For Halloween, one of my sons dressed up as the clown from IT, and another son as a Twitter hashtag. They asked me my opinion...
I said "Penny wise, pound foolish"
This Halloween I was planning to go as a band aid, but decided against it.
It’s really hard to pull off.
Don’t be a jerk-o-lantern this Halloween — share your candy!
What does a placebo say on Halloween?
“Trick or Treatment!”
This Halloween, the only Candy I’m interersted in swings from a pole and has daddy issues
What do mummies like listening to on Halloween? Wrap music!
“I found this humerus” is the perfect Halloween pun for boneheads.
Halloween candy is yummy and all, but don't forget to save room for 'I scream.'
Thank goodness for Halloween, all of a sudden, cobwebs in my house are decorations!
Halloween Math
What do you get if you divide the circumference of a jack-o'-lantern by its diameter?
Pumpkin Pi.
How do Rednecks celebrate Halloween? Pump kin!
Orange you excited for Halloween?
My friend wanted me to take care of his extremely fragile pumpkin. I told him I'd gourd it with my life!
What do birds give out on Halloween?

> [Requests]:
A: According to the Halloween jokes, why is the speaker thankful for Halloween?
B: In the Halloween jokes, swap "mummies" for "ghosts" and write out the passage starting at "This Halloween, the" and ending at "with my life!".
The material that comes next is from a separate source.

> [Data provided]:
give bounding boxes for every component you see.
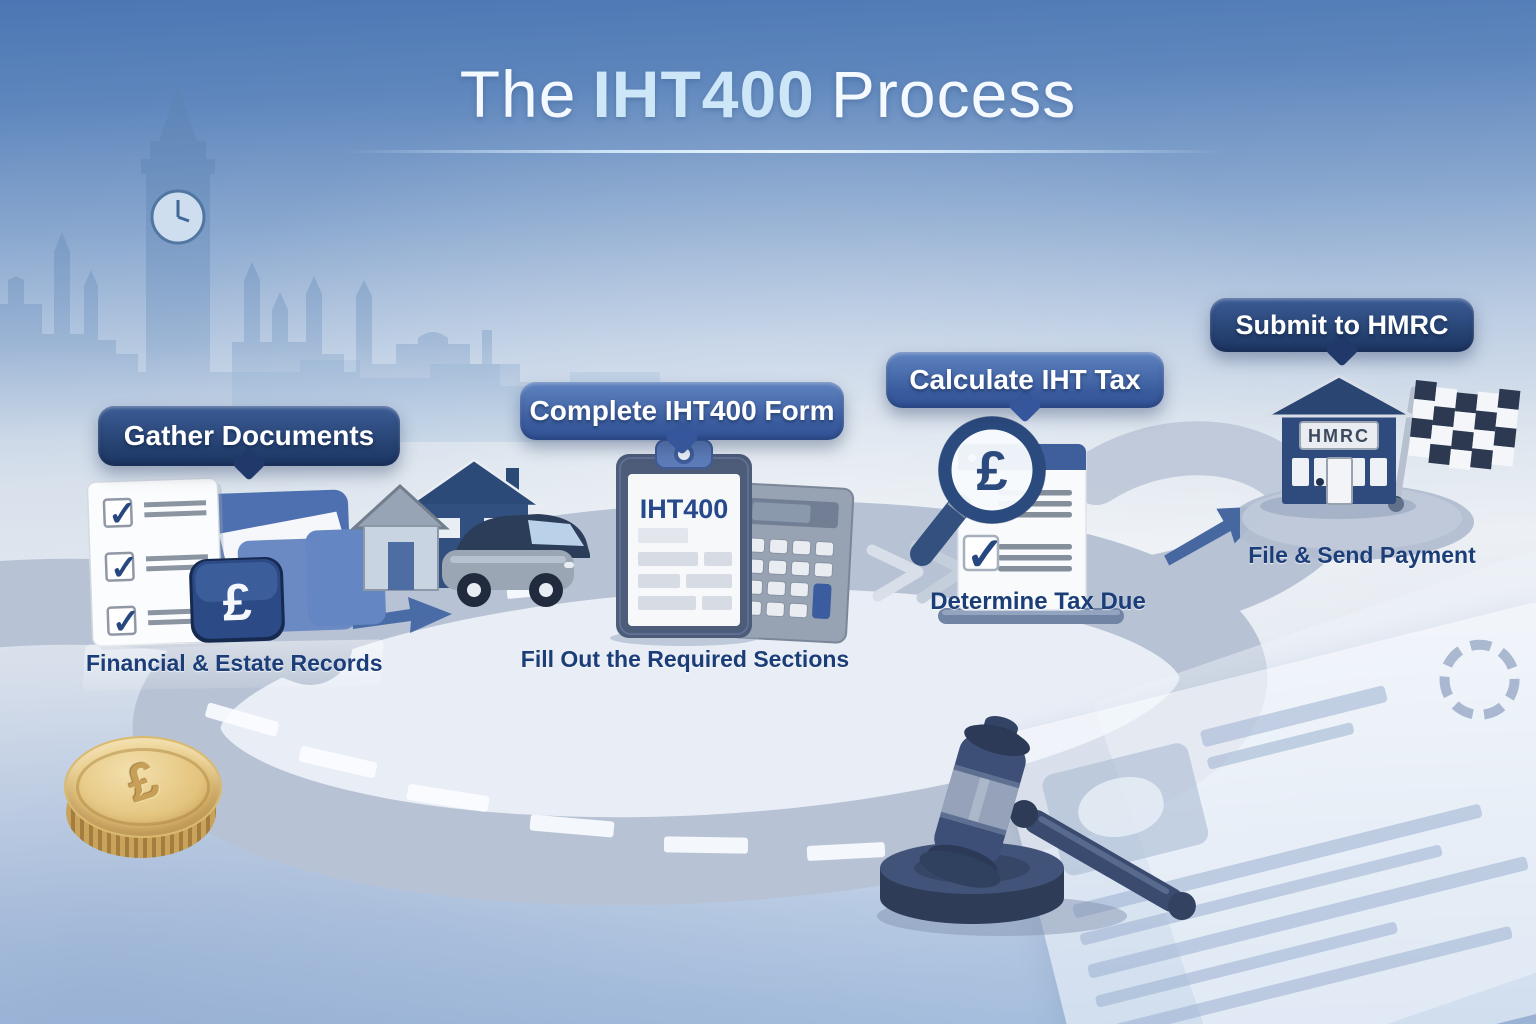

> [Solved problems]:
A: The speaker is thankful because, all of a sudden, the cobwebs in the house count as decorations.

B:
This Halloween, the only Candy I’m interersted in swings from a pole and has daddy issues
What do ghosts like listening to on Halloween? Wrap music!
“I found this humerus” is the perfect Halloween pun for boneheads.
Halloween candy is yummy and all, but don't forget to save room for 'I scream.'
Thank goodness for Halloween, all of a sudden, cobwebs in my house are decorations!
Halloween Math
What do you get if you divide the circumference of a jack-o'-lantern by its diameter?
Pumpkin Pi.
How do Rednecks celebrate Halloween? Pump kin!
Orange you excited for Halloween?
My friend wanted me to take care of his extremely fragile pumpkin. I told him I'd gourd it with my life!